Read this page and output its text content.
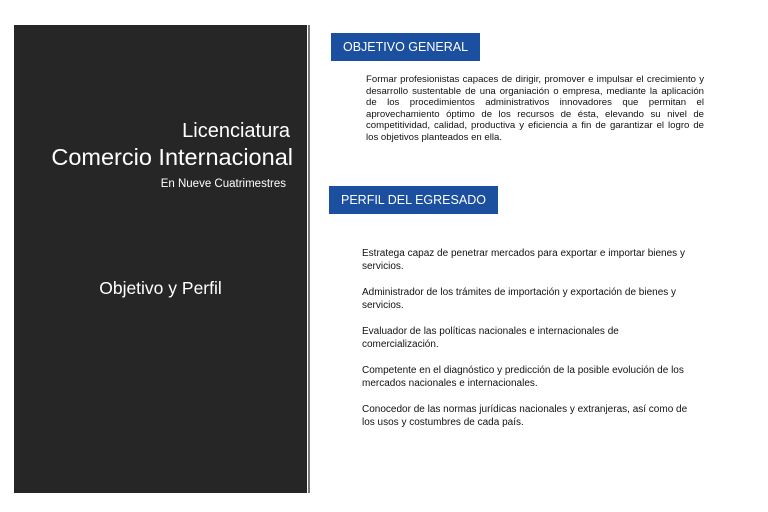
Licenciatura
Comercio Internacional
En Nueve Cuatrimestres
Objetivo y Perfil
OBJETIVO GENERAL

Formar profesionistas capaces de dirigir, promover e impulsar el crecimiento y desarrollo sustentable de una organiación o empresa, mediante la aplicación de los procedimientos administrativos innovadores que permitan el aprovechamiento óptimo de los recursos de ésta, elevando su nivel de competitividad, calidad, productiva y eficiencia a fin de garantizar el logro de los objetivos planteados en ella.

PERFIL DEL EGRESADO
Estratega capaz de penetrar mercados para exportar e importar bienes y servicios.
Administrador de los trámites de importación y exportación de bienes y servicios.
Evaluador de las políticas nacionales e internacionales de comercialización.
Competente en el diagnóstico y predicción de la posible evolución de los mercados nacionales e internacionales.
Conocedor de las normas jurídicas nacionales y extranjeras, así como de los usos y costumbres de cada país.
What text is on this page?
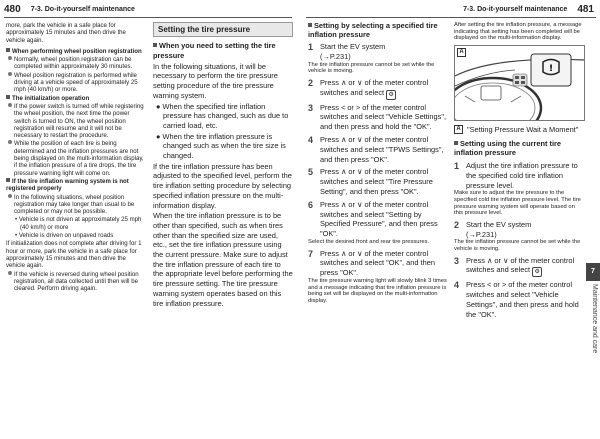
480 7-3. Do-it-yourself maintenance	7-3. Do-it-yourself maintenance 481

more, park the vehicle in a safe place for approximately 15 minutes and then drive the vehicle again.

When performing wheel position registration

Normally, wheel position registration can be completed within approximately 30 minutes.

Wheel position registration is performed while driving at a vehicle speed of approximately 25 mph (40 km/h) or more.

The initialization operation

If the power switch is turned off while registering the wheel position, the next time the power switch is turned to ON, the wheel position registration will resume and it will not be necessary to restart the procedure.

While the position of each tire is being determined and the inflation pressures are not being displayed on the multi-information display, if the inflation pressure of a tire drops, the tire pressure warning light will come on.

If the tire inflation warning system is not registered properly

In the following situations, wheel position registration may take longer than usual to be completed or may not be possible.

• Vehicle is not driven at approximately 25 mph (40 km/h) or more

• Vehicle is driven on unpaved roads

If initialization does not complete after driving for 1 hour or more, park the vehicle in a safe place for approximately 15 minutes and then drive the vehicle again.

If the vehicle is reversed during wheel position registration, all data collected until then will be cleared. Perform driving again.

Setting the tire pressure

When you need to setting the tire pressure

In the following situations, it will be necessary to perform the tire pressure setting procedure of the tire pressure warning system.

● When the specified tire inflation pressure has changed, such as due to carried load, etc.

● When the tire inflation pressure is changed such as when the tire size is changed.

If the tire inflation pressure has been adjusted to the specified level, perform the tire inflation setting procedure by selecting specified inflation pressure on the multi-information display.

When the tire inflation pressure is to be other than specified, such as when tires other than the specified size are used, etc., set the tire inflation pressure using the current pressure. Make sure to adjust the tire inflation pressure of each tire to the appropriate level before performing the tire pressure setting. The tire pressure warning system operates based on this tire inflation pressure.

Setting by selecting a specified tire inflation pressure

1 Start the EV system
(→P.231)

The tire inflation pressure cannot be set while the vehicle is moving.

2 Press ∧ or ∨ of the meter control switches and select ⚙
3 Press < or > of the meter control switches and select "Vehicle Settings", and then press and hold the "OK".
4 Press ∧ or ∨ of the meter control switches and select "TPWS Settings", and then press "OK".
5 Press ∧ or ∨ of the meter control switches and select "Tire Pressure Setting", and then press "OK".
6 Press ∧ or ∨ of the meter control switches and select "Setting by Specified Pressure", and then press "OK".

Select the desired front and rear tire pressures.

7 Press ∧ or ∨ of the meter control switches and select "OK", and then press "OK".

The tire pressure warning light will slowly blink 3 times and a message indicating that tire inflation pressure is being set will be displayed on the multi-information display.

After setting the tire inflation pressure, a message indicating that setting has been completed will be displayed on the multi-information display.

!
A
A "Setting Pressure Wait a Moment"

Setting using the current tire inflation pressure

1 Adjust the tire inflation pressure to the specified cold tire inflation pressure level.

Make sure to adjust the tire pressure to the specified cold tire inflation pressure level. The tire pressure warning system will operate based on this pressure level.

2 Start the EV system
(→P.231)

The tire inflation pressure cannot be set while the vehicle is moving.

3 Press ∧ or ∨ of the meter control switches and select ⚙
4 Press < or > of the meter control switches and select "Vehicle Settings", and then press and hold the "OK".
7
Maintenance and care
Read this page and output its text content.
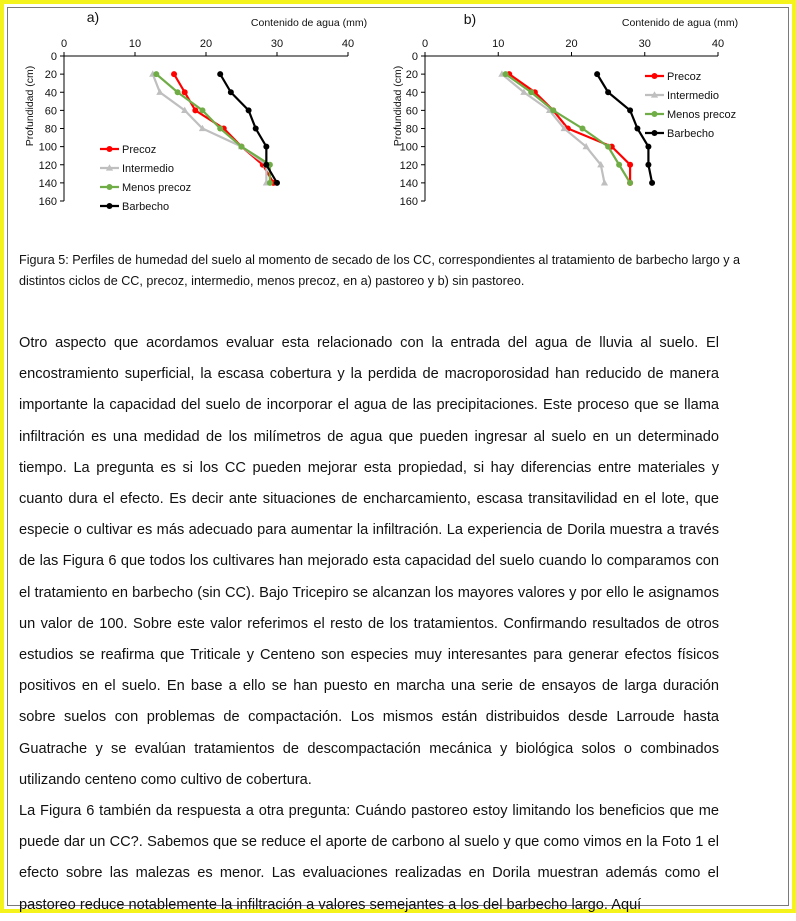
a)	Contenido de agua (mm)
Profundidad (cm)
0	10	20	30	40
0
20
40
60
80
100
120
140
160
Precoz
Intermedio
Menos precoz
Barbecho
b)	Contenido de agua (mm)
Profundidad (cm)
0	10	20	30	40
0
20
40
60
80
100
120
140
160
Precoz
Intermedio
Menos precoz
Barbecho

Figura 5: Perfiles de humedad del suelo al momento de secado de los CC, correspondientes al tratamiento de barbecho largo y a distintos ciclos de CC, precoz, intermedio, menos precoz, en a) pastoreo y b) sin pastoreo.

Otro aspecto que acordamos evaluar esta relacionado con la entrada del agua de lluvia al suelo. El encostramiento superficial, la escasa cobertura y la perdida de macroporosidad han reducido de manera importante la capacidad del suelo de incorporar el agua de las precipitaciones. Este proceso que se llama infiltración es una medidad de los milímetros de agua que pueden ingresar al suelo en un determinado tiempo. La pregunta es si los CC pueden mejorar esta propiedad, si hay diferencias entre materiales y cuanto dura el efecto. Es decir ante situaciones de encharcamiento, escasa transitavilidad en el lote, que especie o cultivar es más adecuado para aumentar la infiltración. La experiencia de Dorila muestra a través de las Figura 6 que todos los cultivares han mejorado esta capacidad del suelo cuando lo comparamos con el tratamiento en barbecho (sin CC). Bajo Tricepiro se alcanzan los mayores valores y por ello le asignamos un valor de 100. Sobre este valor referimos el resto de los tratamientos. Confirmando resultados de otros estudios se reafirma que Triticale y Centeno son especies muy interesantes para generar efectos físicos positivos en el suelo. En base a ello se han puesto en marcha una serie de ensayos de larga duración sobre suelos con problemas de compactación. Los mismos están distribuidos desde Larroude hasta Guatrache y se evalúan tratamientos de descompactación mecánica y biológica solos o combinados utilizando centeno como cultivo de cobertura.

La Figura 6 también da respuesta a otra pregunta: Cuándo pastoreo estoy limitando los beneficios que me puede dar un CC?. Sabemos que se reduce el aporte de carbono al suelo y que como vimos en la Foto 1 el efecto sobre las malezas es menor. Las evaluaciones realizadas en Dorila muestran además como el pastoreo reduce notablemente la infiltración a valores semejantes a los del barbecho largo. Aquí
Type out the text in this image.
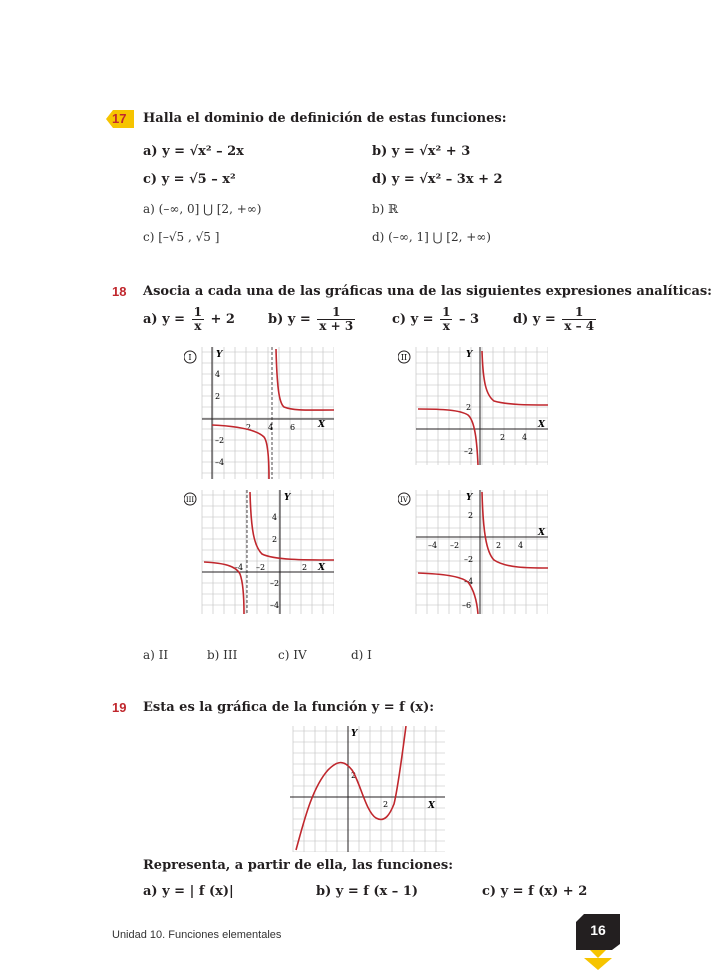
17 Halla el dominio de definición de estas funciones:
a) y = √x² – 2x	b) y = √x² + 3
c) y = √5 – x²	d) y = √x² – 3x + 2
a) (–∞, 0] ⋃ [2, +∞)	b) ℝ
c) [–√5 , √5 ]	d) (–∞, 1] ⋃ [2, +∞)
18 Asocia a cada una de las gráficas una de las siguientes expresiones analíticas:
a) $y = \frac{1}{x} + 2$	b) $y = \frac{1}{x + 3}$	c) $y = \frac{1}{x} - 3$	d) $y = \frac{1}{x - 4}$
I	Y
X
4
2
–2
–4
2 4 6
II	Y
X
2
–2
2 4
III	Y
X
4
2
–2
–4
–4 –2	2
IV	Y
X
2
–2
–4
–6
–4 –2	2 4
a) II	b) III	c) IV	d) I
19 Esta es la gráfica de la función y = f (x):
Y
X
2
2
Representa, a partir de ella, las funciones:
a) y = | f (x)|	b) y = f (x – 1)	c) y = f (x) + 2
Unidad 10. Funciones elementales	16
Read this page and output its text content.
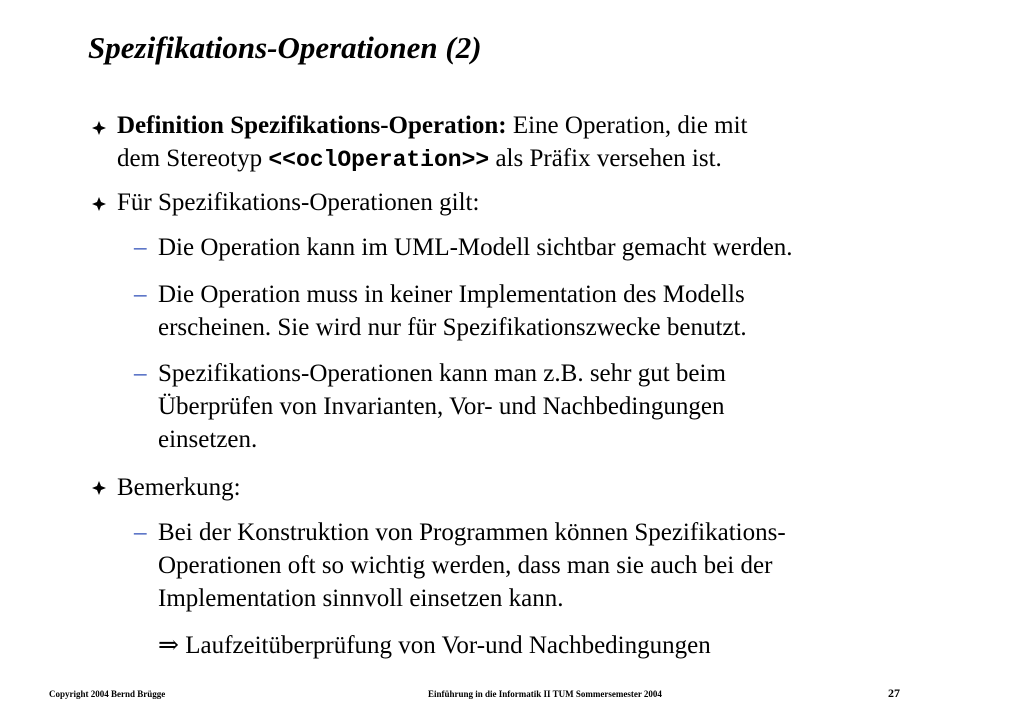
Spezifikations-Operationen (2)
Definition Spezifikations-Operation: Eine Operation, die mit
dem Stereotyp <<oclOperation>> als Präfix versehen ist.
Für Spezifikations-Operationen gilt:
– Die Operation kann im UML-Modell sichtbar gemacht werden.
– Die Operation muss in keiner Implementation des Modells
erscheinen. Sie wird nur für Spezifikationszwecke benutzt.
– Spezifikations-Operationen kann man z.B. sehr gut beim
Überprüfen von Invarianten, Vor- und Nachbedingungen
einsetzen.
Bemerkung:
– Bei der Konstruktion von Programmen können Spezifikations-
Operationen oft so wichtig werden, dass man sie auch bei der
Implementation sinnvoll einsetzen kann.
⇒ Laufzeitüberprüfung von Vor-und Nachbedingungen
Copyright 2004 Bernd Brügge	Einführung in die Informatik II TUM Sommersemester 2004	27
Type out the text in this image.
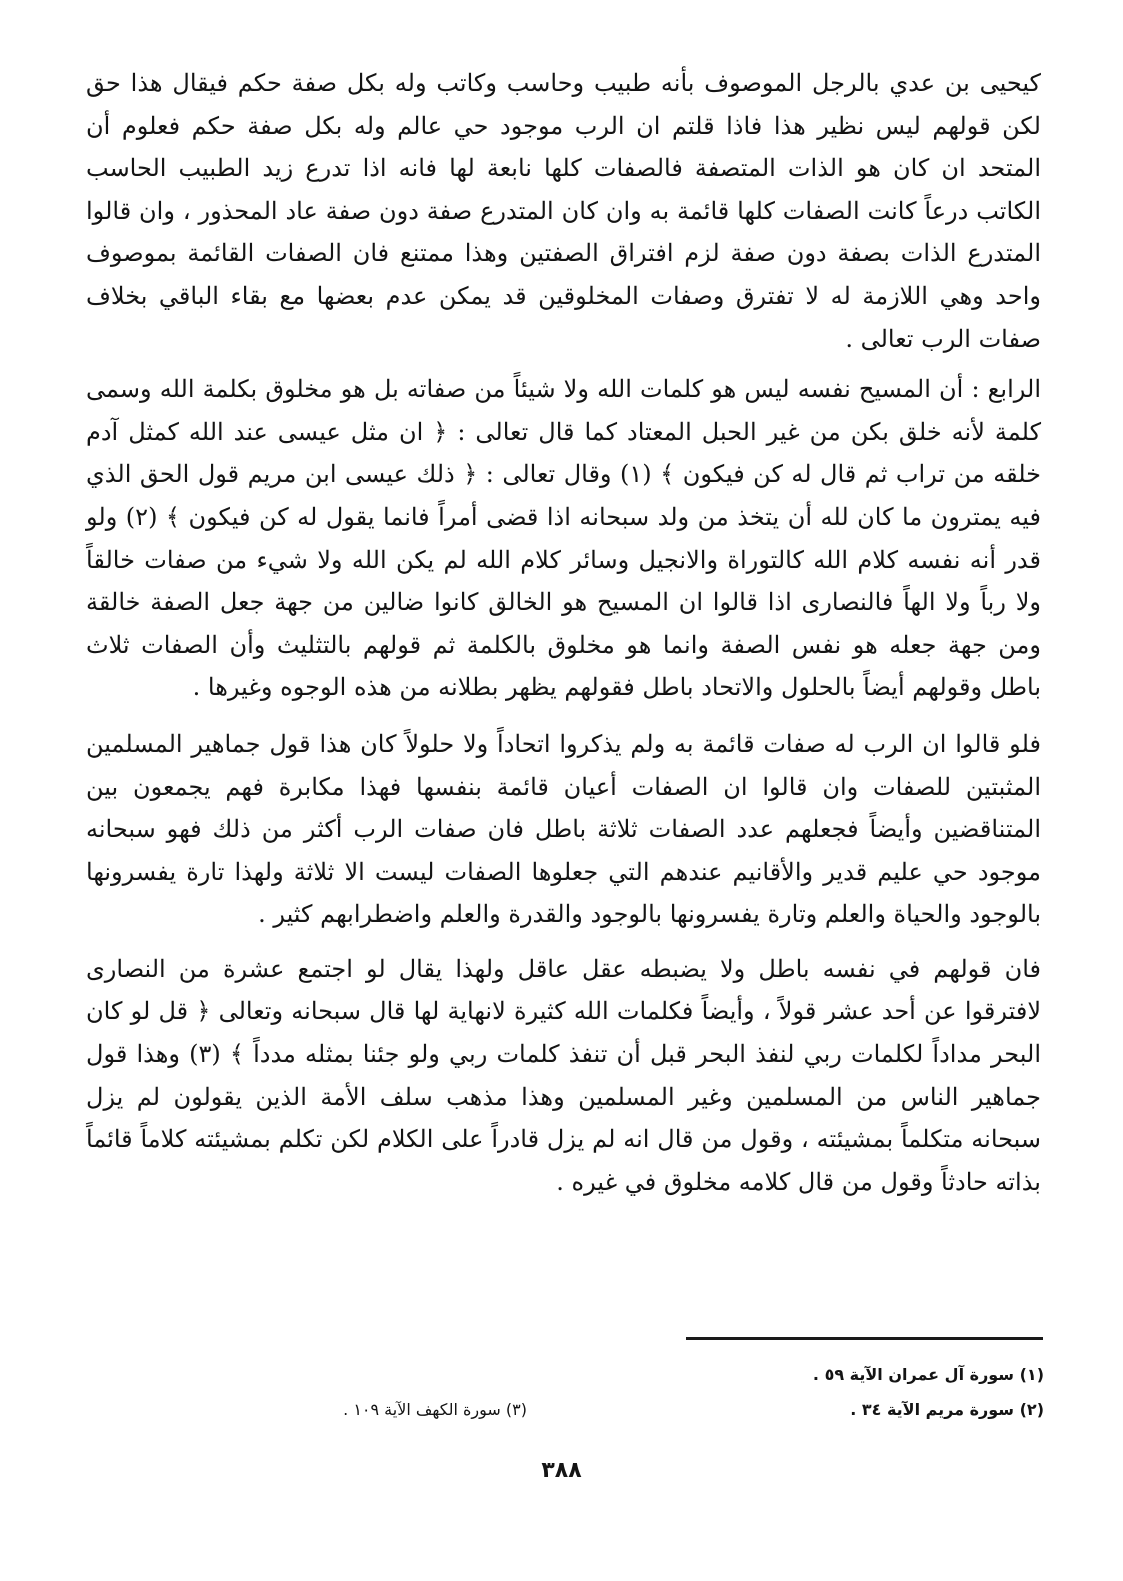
كيحيى بن عدي بالرجل الموصوف بأنه طبيب وحاسب وكاتب وله بكل صفة حكم فيقال هذا حق لكن قولهم ليس نظير هذا فاذا قلتم ان الرب موجود حي عالم وله بكل صفة حكم فعلوم أن المتحد ان كان هو الذات المتصفة فالصفات كلها نابعة لها فانه اذا تدرع زيد الطبيب الحاسب الكاتب درعاً كانت الصفات كلها قائمة به وان كان المتدرع صفة دون صفة عاد المحذور ، وان قالوا المتدرع الذات بصفة دون صفة لزم افتراق الصفتين وهذا ممتنع فان الصفات القائمة بموصوف واحد وهي اللازمة له لا تفترق وصفات المخلوقين قد يمكن عدم بعضها مع بقاء الباقي بخلاف صفات الرب تعالى .

الرابع : أن المسيح نفسه ليس هو كلمات الله ولا شيئاً من صفاته بل هو مخلوق بكلمة الله وسمى كلمة لأنه خلق بكن من غير الحبل المعتاد كما قال تعالى : ﴿ ان مثل عيسى عند الله كمثل آدم خلقه من تراب ثم قال له كن فيكون ﴾ (١) وقال تعالى : ﴿ ذلك عيسى ابن مريم قول الحق الذي فيه يمترون ما كان لله أن يتخذ من ولد سبحانه اذا قضى أمراً فانما يقول له كن فيكون ﴾ (٢) ولو قدر أنه نفسه كلام الله كالتوراة والانجيل وسائر كلام الله لم يكن الله ولا شيء من صفات خالقاً ولا رباً ولا الهاً فالنصارى اذا قالوا ان المسيح هو الخالق كانوا ضالين من جهة جعل الصفة خالقة ومن جهة جعله هو نفس الصفة وانما هو مخلوق بالكلمة ثم قولهم بالتثليث وأن الصفات ثلاث باطل وقولهم أيضاً بالحلول والاتحاد باطل فقولهم يظهر بطلانه من هذه الوجوه وغيرها .

فلو قالوا ان الرب له صفات قائمة به ولم يذكروا اتحاداً ولا حلولاً كان هذا قول جماهير المسلمين المثبتين للصفات وان قالوا ان الصفات أعيان قائمة بنفسها فهذا مكابرة فهم يجمعون بين المتناقضين وأيضاً فجعلهم عدد الصفات ثلاثة باطل فان صفات الرب أكثر من ذلك فهو سبحانه موجود حي عليم قدير والأقانيم عندهم التي جعلوها الصفات ليست الا ثلاثة ولهذا تارة يفسرونها بالوجود والحياة والعلم وتارة يفسرونها بالوجود والقدرة والعلم واضطرابهم كثير .

فان قولهم في نفسه باطل ولا يضبطه عقل عاقل ولهذا يقال لو اجتمع عشرة من النصارى لافترقوا عن أحد عشر قولاً ، وأيضاً فكلمات الله كثيرة لانهاية لها قال سبحانه وتعالى ﴿ قل لو كان البحر مداداً لكلمات ربي لنفذ البحر قبل أن تنفذ كلمات ربي ولو جئنا بمثله مدداً ﴾ (٣) وهذا قول جماهير الناس من المسلمين وغير المسلمين وهذا مذهب سلف الأمة الذين يقولون لم يزل سبحانه متكلماً بمشيئته ، وقول من قال انه لم يزل قادراً على الكلام لكن تكلم بمشيئته كلاماً قائماً بذاته حادثاً وقول من قال كلامه مخلوق في غيره .

(١) سورة آل عمران الآية ٥٩ .
(٢) سورة مريم الآية ٣٤ .
(٣) سورة الكهف الآية ١٠٩ .
٣٨٨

=-=-=

Look over the listing above. Pick out and copy every line that includes "system".

If the tire inflation warning system is not registered properly
In the following situations, it will be necessary to perform the tire pressure setting procedure of the tire pressure warning system.
When the tire inflation pressure is to be other than specified, such as when tires other than the specified size are used, etc., set the tire inflation pressure using the current pressure. Make sure to adjust the tire inflation pressure of each tire to the appropriate level before performing the tire pressure setting. The tire pressure warning system operates based on this tire inflation pressure.
1 Start the EV system
Make sure to adjust the tire pressure to the specified cold tire inflation pressure level. The tire pressure warning system will operate based on this pressure level.
2 Start the EV system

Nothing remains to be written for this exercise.